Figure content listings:
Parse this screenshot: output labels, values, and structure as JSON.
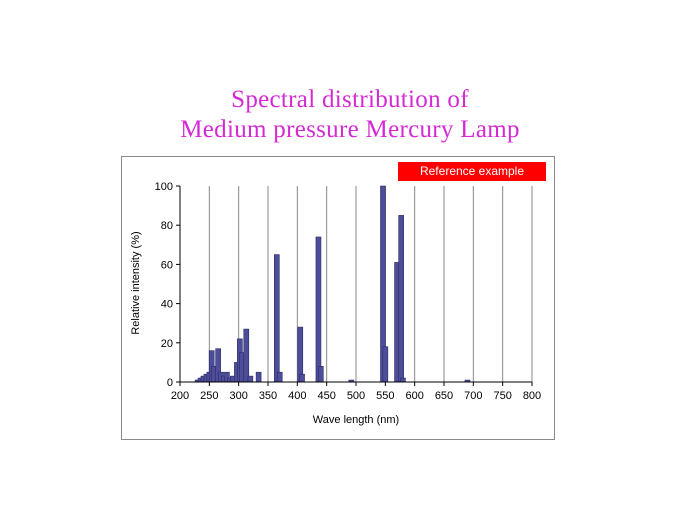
{
  "title": {
    "line1": "Spectral distribution of",
    "line2": "Medium pressure Mercury Lamp"
  },
  "badge": {
    "label": "Reference example"
  },
  "colors": {
    "title": "#d42ad4",
    "bar": "#4d4d9a",
    "badge": "#ff0000",
    "grid": "#888888"
  },
  "chart_data": {
    "type": "bar",
    "xlabel": "Wave length (nm)",
    "ylabel": "Relative intensity (%)",
    "xlim": [
      200,
      800
    ],
    "ylim": [
      0,
      100
    ],
    "xticks": [
      200,
      250,
      300,
      350,
      400,
      450,
      500,
      550,
      600,
      650,
      700,
      750,
      800
    ],
    "yticks": [
      0,
      20,
      40,
      60,
      80,
      100
    ],
    "grid": "vertical",
    "series": [
      {
        "x": [
          230,
          235,
          240,
          245,
          250,
          254,
          258,
          265,
          270,
          275,
          280,
          285,
          290,
          297,
          302,
          306,
          313,
          320,
          334,
          365,
          370,
          405,
          408,
          436,
          440,
          492,
          546,
          550,
          570,
          577,
          580,
          690
        ],
        "values": [
          1,
          2,
          3,
          4,
          5,
          16,
          8,
          17,
          5,
          3,
          5,
          2,
          3,
          10,
          22,
          15,
          27,
          3,
          5,
          65,
          5,
          28,
          4,
          74,
          8,
          1,
          100,
          18,
          61,
          85,
          2,
          1
        ]
      }
    ]
  }
}
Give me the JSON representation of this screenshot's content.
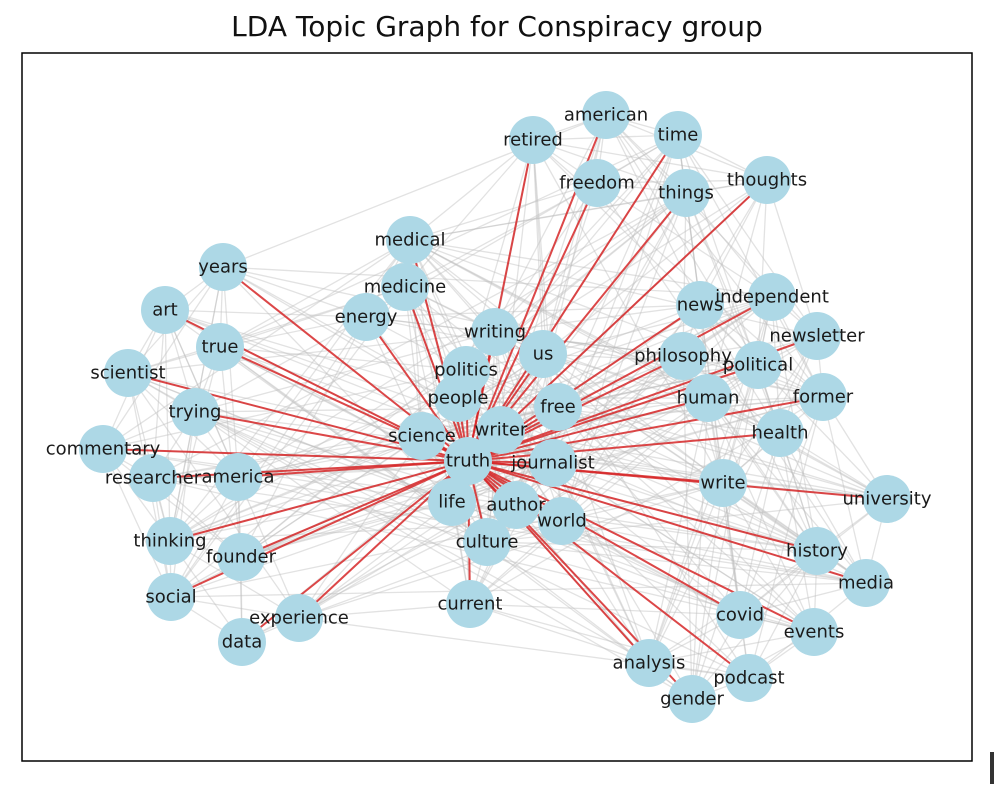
{
  "title": "LDA Topic Graph for Conspiracy group",
  "colors": {
    "node": "#add8e6",
    "hub_edge": "#d62728",
    "background_edge": "#bfbfbf",
    "frame": "#000000"
  },
  "hub_node": "truth",
  "nodes": [
    "american",
    "retired",
    "time",
    "freedom",
    "things",
    "thoughts",
    "medical",
    "years",
    "medicine",
    "independent",
    "news",
    "art",
    "energy",
    "writing",
    "newsletter",
    "true",
    "us",
    "philosophy",
    "political",
    "scientist",
    "politics",
    "former",
    "people",
    "human",
    "free",
    "trying",
    "health",
    "science",
    "writer",
    "commentary",
    "truth",
    "journalist",
    "researcher",
    "america",
    "write",
    "life",
    "author",
    "university",
    "world",
    "thinking",
    "culture",
    "history",
    "founder",
    "media",
    "social",
    "experience",
    "current",
    "covid",
    "events",
    "data",
    "analysis",
    "podcast",
    "gender"
  ]
}
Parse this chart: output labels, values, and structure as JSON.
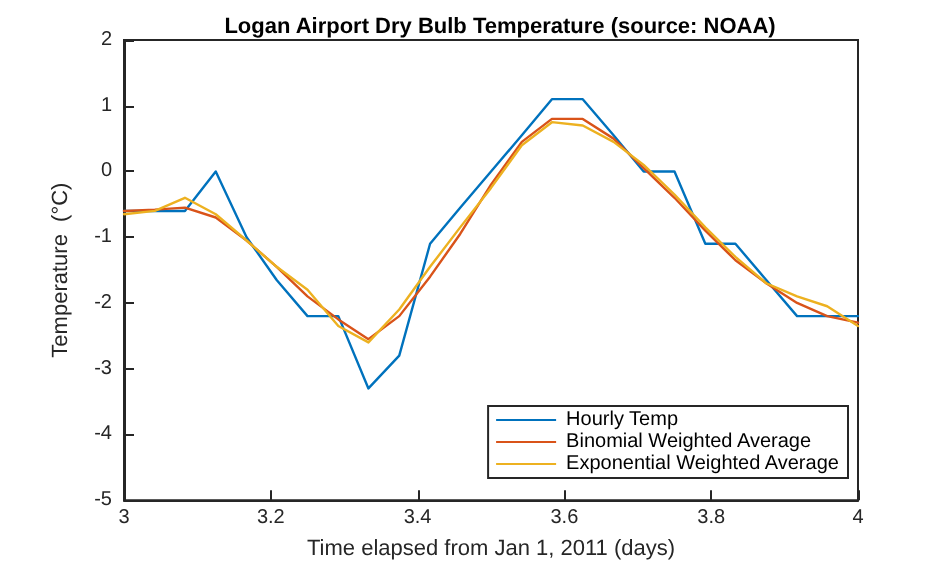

→ **YOUR INSTRUCTIONS**: Omitting all images, print the listing exactly.

→ **RESULT OF THE EXERCISE**:
Parse this screenshot: output labels, values, and structure as JSON.
{
  "title": {
    "line1": "Spectral distribution of",
    "line2": "Medium pressure Mercury Lamp"
  },
  "badge": {
    "label": "Reference example"
  },
  "colors": {
    "title": "#d42ad4",
    "bar": "#4d4d9a",
    "badge": "#ff0000",
    "grid": "#888888"
  },
  "chart_data": {
    "type": "bar",
    "xlabel": "Wave length (nm)",
    "ylabel": "Relative intensity (%)",
    "xlim": [
      200,
      800
    ],
    "ylim": [
      0,
      100
    ],
    "xticks": [
      200,
      250,
      300,
      350,
      400,
      450,
      500,
      550,
      600,
      650,
      700,
      750,
      800
    ],
    "yticks": [
      0,
      20,
      40,
      60,
      80,
      100
    ],
    "grid": "vertical",
    "series": [
      {
        "x": [
          230,
          235,
          240,
          245,
          250,
          254,
          258,
          265,
          270,
          275,
          280,
          285,
          290,
          297,
          302,
          306,
          313,
          320,
          334,
          365,
          370,
          405,
          408,
          436,
          440,
          492,
          546,
          550,
          570,
          577,
          580,
          690
        ],
        "values": [
          1,
          2,
          3,
          4,
          5,
          16,
          8,
          17,
          5,
          3,
          5,
          2,
          3,
          10,
          22,
          15,
          27,
          3,
          5,
          65,
          5,
          28,
          4,
          74,
          8,
          1,
          100,
          18,
          61,
          85,
          2,
          1
        ]
      }
    ]
  }
}
Give me the JSON representation of this screenshot's content.
{
  "title": "LDA Topic Graph for Conspiracy group",
  "colors": {
    "node": "#add8e6",
    "hub_edge": "#d62728",
    "background_edge": "#bfbfbf",
    "frame": "#000000"
  },
  "hub_node": "truth",
  "nodes": [
    "american",
    "retired",
    "time",
    "freedom",
    "things",
    "thoughts",
    "medical",
    "years",
    "medicine",
    "independent",
    "news",
    "art",
    "energy",
    "writing",
    "newsletter",
    "true",
    "us",
    "philosophy",
    "political",
    "scientist",
    "politics",
    "former",
    "people",
    "human",
    "free",
    "trying",
    "health",
    "science",
    "writer",
    "commentary",
    "truth",
    "journalist",
    "researcher",
    "america",
    "write",
    "life",
    "author",
    "university",
    "world",
    "thinking",
    "culture",
    "history",
    "founder",
    "media",
    "social",
    "experience",
    "current",
    "covid",
    "events",
    "data",
    "analysis",
    "podcast",
    "gender"
  ]
}
Parse this chart: output labels, values, and structure as JSON.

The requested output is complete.